> [WHAT TO WORK ON]:
Skip the pictures and extract all of the lines exactly as written.

> [Rows from a figure dataset]:
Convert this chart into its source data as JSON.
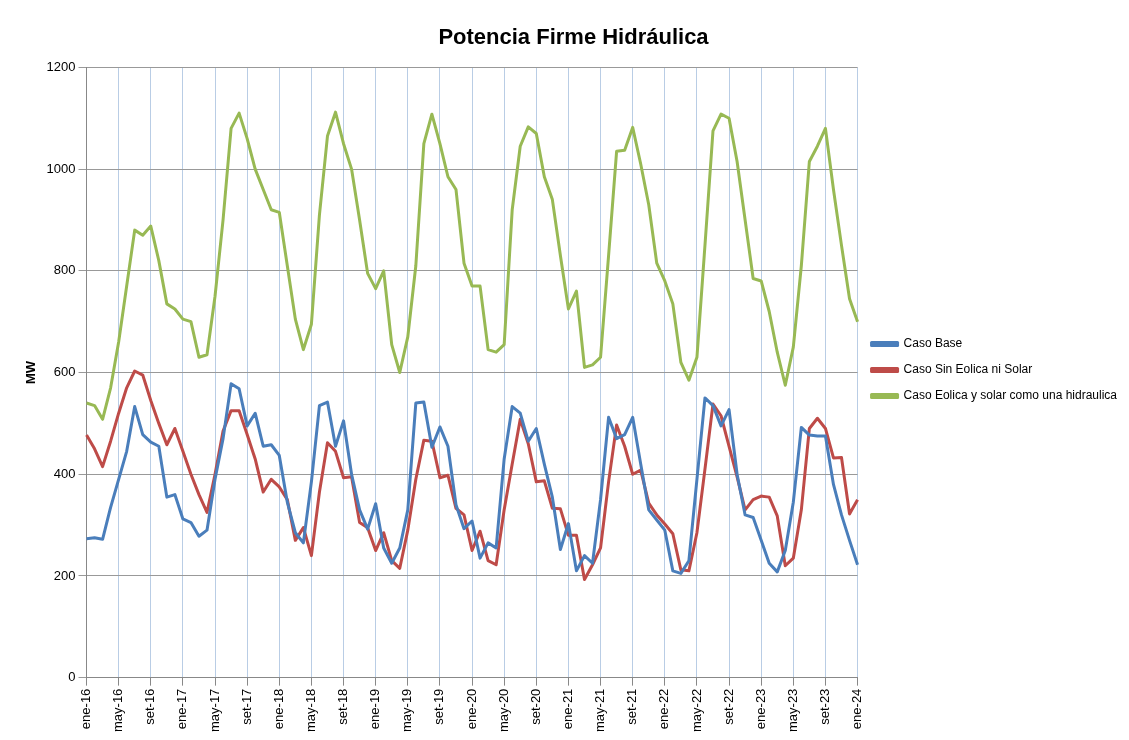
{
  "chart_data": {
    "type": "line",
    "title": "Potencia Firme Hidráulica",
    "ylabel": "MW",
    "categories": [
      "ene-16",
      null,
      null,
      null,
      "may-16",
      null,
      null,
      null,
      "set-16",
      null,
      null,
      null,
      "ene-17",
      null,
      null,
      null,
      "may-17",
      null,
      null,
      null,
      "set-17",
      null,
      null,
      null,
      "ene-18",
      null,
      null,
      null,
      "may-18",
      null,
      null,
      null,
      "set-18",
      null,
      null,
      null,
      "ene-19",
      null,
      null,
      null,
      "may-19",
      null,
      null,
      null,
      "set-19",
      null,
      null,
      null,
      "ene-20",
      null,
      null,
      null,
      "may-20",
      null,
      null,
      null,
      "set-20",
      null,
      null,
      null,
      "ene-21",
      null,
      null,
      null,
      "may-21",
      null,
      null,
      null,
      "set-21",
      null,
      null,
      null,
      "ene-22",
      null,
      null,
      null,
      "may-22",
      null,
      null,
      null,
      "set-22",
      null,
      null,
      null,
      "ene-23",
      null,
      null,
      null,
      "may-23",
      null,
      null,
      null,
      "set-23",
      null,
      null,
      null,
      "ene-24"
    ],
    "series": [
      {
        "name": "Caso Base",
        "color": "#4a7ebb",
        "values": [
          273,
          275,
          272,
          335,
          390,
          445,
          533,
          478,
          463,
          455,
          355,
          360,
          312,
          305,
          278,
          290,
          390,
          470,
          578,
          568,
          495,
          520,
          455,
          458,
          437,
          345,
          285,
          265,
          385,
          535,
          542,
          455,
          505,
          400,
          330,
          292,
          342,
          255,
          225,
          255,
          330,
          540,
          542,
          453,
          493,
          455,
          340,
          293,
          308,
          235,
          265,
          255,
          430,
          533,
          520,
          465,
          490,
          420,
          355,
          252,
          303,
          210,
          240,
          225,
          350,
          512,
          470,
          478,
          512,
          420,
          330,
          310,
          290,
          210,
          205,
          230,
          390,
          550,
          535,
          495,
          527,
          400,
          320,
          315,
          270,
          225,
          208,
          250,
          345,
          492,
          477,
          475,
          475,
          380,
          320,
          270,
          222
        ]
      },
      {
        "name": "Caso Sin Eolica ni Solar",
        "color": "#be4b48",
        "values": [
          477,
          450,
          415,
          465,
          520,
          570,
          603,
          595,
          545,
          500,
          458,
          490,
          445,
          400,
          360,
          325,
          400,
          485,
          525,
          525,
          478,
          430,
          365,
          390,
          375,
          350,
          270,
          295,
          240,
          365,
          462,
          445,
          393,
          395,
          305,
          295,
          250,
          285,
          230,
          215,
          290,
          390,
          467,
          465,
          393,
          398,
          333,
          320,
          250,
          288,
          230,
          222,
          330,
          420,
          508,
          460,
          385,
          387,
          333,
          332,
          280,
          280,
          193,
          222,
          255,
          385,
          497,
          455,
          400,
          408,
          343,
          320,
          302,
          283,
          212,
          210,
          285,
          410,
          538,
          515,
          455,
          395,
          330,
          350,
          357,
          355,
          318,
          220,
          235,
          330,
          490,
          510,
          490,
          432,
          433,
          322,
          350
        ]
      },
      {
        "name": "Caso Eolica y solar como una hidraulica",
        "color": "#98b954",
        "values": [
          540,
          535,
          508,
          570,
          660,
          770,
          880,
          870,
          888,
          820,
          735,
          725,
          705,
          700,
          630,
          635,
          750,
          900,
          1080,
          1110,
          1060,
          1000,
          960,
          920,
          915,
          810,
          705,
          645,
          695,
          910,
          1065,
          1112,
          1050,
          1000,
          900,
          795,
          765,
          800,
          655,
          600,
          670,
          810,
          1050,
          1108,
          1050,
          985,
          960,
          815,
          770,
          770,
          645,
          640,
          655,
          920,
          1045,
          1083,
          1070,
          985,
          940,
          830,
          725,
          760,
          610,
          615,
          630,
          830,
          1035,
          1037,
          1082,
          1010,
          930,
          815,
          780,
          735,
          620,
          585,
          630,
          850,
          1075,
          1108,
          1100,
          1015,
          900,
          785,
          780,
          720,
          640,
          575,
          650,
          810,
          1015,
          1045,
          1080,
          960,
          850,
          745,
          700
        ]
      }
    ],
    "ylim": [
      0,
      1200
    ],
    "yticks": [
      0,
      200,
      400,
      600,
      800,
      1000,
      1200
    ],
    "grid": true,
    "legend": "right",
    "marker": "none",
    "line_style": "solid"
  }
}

> [RESPONSE BELOW]:
Convert this chart into its source data as JSON.
{
  "chart_data": {
    "type": "line",
    "title": "Potencia Firme Hidráulica",
    "ylabel": "MW",
    "categories": [
      "ene-16",
      null,
      null,
      null,
      "may-16",
      null,
      null,
      null,
      "set-16",
      null,
      null,
      null,
      "ene-17",
      null,
      null,
      null,
      "may-17",
      null,
      null,
      null,
      "set-17",
      null,
      null,
      null,
      "ene-18",
      null,
      null,
      null,
      "may-18",
      null,
      null,
      null,
      "set-18",
      null,
      null,
      null,
      "ene-19",
      null,
      null,
      null,
      "may-19",
      null,
      null,
      null,
      "set-19",
      null,
      null,
      null,
      "ene-20",
      null,
      null,
      null,
      "may-20",
      null,
      null,
      null,
      "set-20",
      null,
      null,
      null,
      "ene-21",
      null,
      null,
      null,
      "may-21",
      null,
      null,
      null,
      "set-21",
      null,
      null,
      null,
      "ene-22",
      null,
      null,
      null,
      "may-22",
      null,
      null,
      null,
      "set-22",
      null,
      null,
      null,
      "ene-23",
      null,
      null,
      null,
      "may-23",
      null,
      null,
      null,
      "set-23",
      null,
      null,
      null,
      "ene-24"
    ],
    "series": [
      {
        "name": "Caso Base",
        "color": "#4a7ebb",
        "values": [
          273,
          275,
          272,
          335,
          390,
          445,
          533,
          478,
          463,
          455,
          355,
          360,
          312,
          305,
          278,
          290,
          390,
          470,
          578,
          568,
          495,
          520,
          455,
          458,
          437,
          345,
          285,
          265,
          385,
          535,
          542,
          455,
          505,
          400,
          330,
          292,
          342,
          255,
          225,
          255,
          330,
          540,
          542,
          453,
          493,
          455,
          340,
          293,
          308,
          235,
          265,
          255,
          430,
          533,
          520,
          465,
          490,
          420,
          355,
          252,
          303,
          210,
          240,
          225,
          350,
          512,
          470,
          478,
          512,
          420,
          330,
          310,
          290,
          210,
          205,
          230,
          390,
          550,
          535,
          495,
          527,
          400,
          320,
          315,
          270,
          225,
          208,
          250,
          345,
          492,
          477,
          475,
          475,
          380,
          320,
          270,
          222
        ]
      },
      {
        "name": "Caso Sin Eolica ni Solar",
        "color": "#be4b48",
        "values": [
          477,
          450,
          415,
          465,
          520,
          570,
          603,
          595,
          545,
          500,
          458,
          490,
          445,
          400,
          360,
          325,
          400,
          485,
          525,
          525,
          478,
          430,
          365,
          390,
          375,
          350,
          270,
          295,
          240,
          365,
          462,
          445,
          393,
          395,
          305,
          295,
          250,
          285,
          230,
          215,
          290,
          390,
          467,
          465,
          393,
          398,
          333,
          320,
          250,
          288,
          230,
          222,
          330,
          420,
          508,
          460,
          385,
          387,
          333,
          332,
          280,
          280,
          193,
          222,
          255,
          385,
          497,
          455,
          400,
          408,
          343,
          320,
          302,
          283,
          212,
          210,
          285,
          410,
          538,
          515,
          455,
          395,
          330,
          350,
          357,
          355,
          318,
          220,
          235,
          330,
          490,
          510,
          490,
          432,
          433,
          322,
          350
        ]
      },
      {
        "name": "Caso Eolica y solar como una hidraulica",
        "color": "#98b954",
        "values": [
          540,
          535,
          508,
          570,
          660,
          770,
          880,
          870,
          888,
          820,
          735,
          725,
          705,
          700,
          630,
          635,
          750,
          900,
          1080,
          1110,
          1060,
          1000,
          960,
          920,
          915,
          810,
          705,
          645,
          695,
          910,
          1065,
          1112,
          1050,
          1000,
          900,
          795,
          765,
          800,
          655,
          600,
          670,
          810,
          1050,
          1108,
          1050,
          985,
          960,
          815,
          770,
          770,
          645,
          640,
          655,
          920,
          1045,
          1083,
          1070,
          985,
          940,
          830,
          725,
          760,
          610,
          615,
          630,
          830,
          1035,
          1037,
          1082,
          1010,
          930,
          815,
          780,
          735,
          620,
          585,
          630,
          850,
          1075,
          1108,
          1100,
          1015,
          900,
          785,
          780,
          720,
          640,
          575,
          650,
          810,
          1015,
          1045,
          1080,
          960,
          850,
          745,
          700
        ]
      }
    ],
    "ylim": [
      0,
      1200
    ],
    "yticks": [
      0,
      200,
      400,
      600,
      800,
      1000,
      1200
    ],
    "grid": true,
    "legend": "right",
    "marker": "none",
    "line_style": "solid"
  }
}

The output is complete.